**Yapılacak iş:**
Aşağıdaki Premier Akademi Ligi yazısına göre şu soruları yanıtlayın:
(a) Lig hangi yıl kurulmuş?
(b) Geçen sezon şampiyonluğa hangi takım ulaşmış?
(c) Tüm teknik direktörlerin hangi lisansa sahip olması gerekiyor?

**Gösterilen metin:**

12 Kasım 2008 Çarşamba
PREMIER ACADEMY LEAGUE
"Bu genç de nereden çıktı?" sorusu özellikle İngiltere Premier Lig'ini izleyenler arasında tüm dünyada sıkça sorulan sorudur. Bu soru son dönemde en çok Arsenal maçlarında soruluyor. Londra temsilcisi İngiltere Carling Kupası’nda dün Wigan'ı 19 yaş ortalaması olan bir kadroyla 3-0 yendi, bir önceki turda da yine tabiri yerindeyse çoluk çocukla Sheffield United’ı 6-0 mağlup etmişlerdi. İşte bir başka soru! Peki bu genç isimler nasıl yetişiyor, nasıl oluyor da Arsene Wenger bu oyunculara şans verme cesaretine sahip olabiliyor? Bunun cevabı İngiltere Premier Akademi Ligi'nde. 1997 yılında kurulan oluşum her geçen yıl üzerine ekleyerek gelişmeye devam ediyor.
Lig şeması şu şekilde; 18 yaş altı 40 takım 2 konferansta toplam 4 grupta 10'ar takımdan mücadele ediyor. Bu takımların kadrosunda 19 yaş altı 4 oyuncu (1'i kaleci) bulundurma hakkı da var. Takımlar kendi gruplarında birbirleriyle 2'şer kez, aynı konferanstaki diğer takımlarla da 1 kez olmak üzere toplamda 28 maç oynuyorlar. Gruplarında liderliği elde eden 4 takım play-off oynama hakkını kazanıyor. Tek maç üzerinden yarı final ve final maçlarının ardından şampiyon belli oluyor. Geçen sezon Aston Villa 18 yaş altı takımı şampiyonluğa ulaşmıştı.
Bu ligin en önemli özelliği futbolcudan çok insan yetiştirmesi. Sonunda dikiş tutturanın paralar kazandığı, tutturamayanların ise yok olup gittiği bir sistem değil. Özünde gençlerin topluma kazandırılması var. Bu ligde mücadele eden kulüpler aynı zamanda adından anlaşılacağı üzere bir akademi yani yüksekokul düzeyinde eğitim veriyor. Peki bir kulüp nasıl akademi lisansı alıyor? Başlıca kriterler şunlar;
-Akademi üyeleri sadece kendi kulübü ve okulu için futbol oynayabilir. Böylece gençlerin olması gerekenden fazla futbol oynamamaları ve başka alanlara da zaman ayırmaları garanti altına alınıyor.
-Tüm teknik direktörlerin Uefa 3. seviye ve üstü lisansa sahip olmaları gerekiyor.
-Kulüpler sağlık ve eğitim bakımından da gençlerin kendilerini geliştirmelerine yardımcı olacak her türlü yüksek kalitede olanağı sunabilmeli.

**Sağlanan malzeme:**
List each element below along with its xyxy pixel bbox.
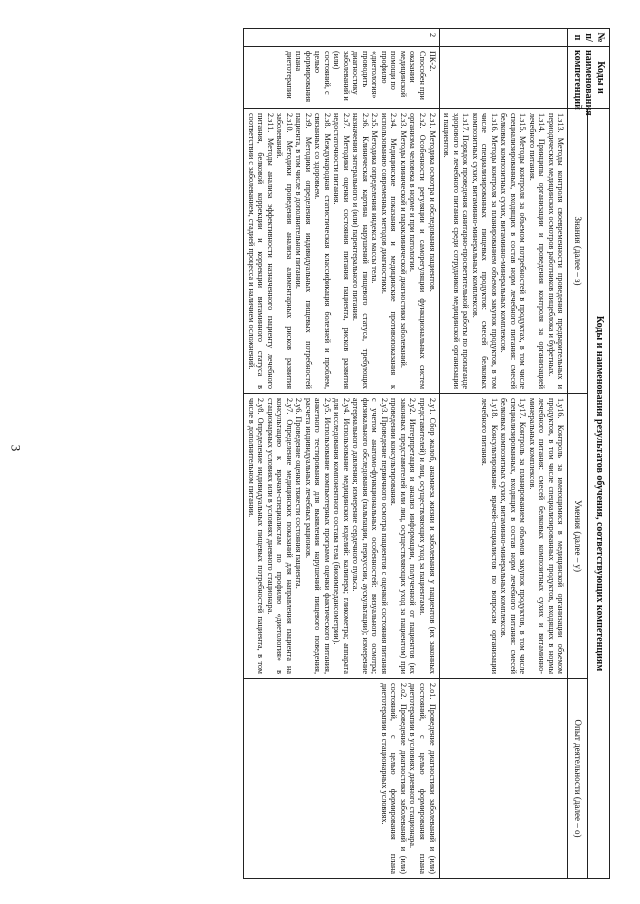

**Yanıt:**
(a) 1997
(b) Aston Villa 18 yaş altı takımı
(c) UEFA 3. seviye ve üstü lisans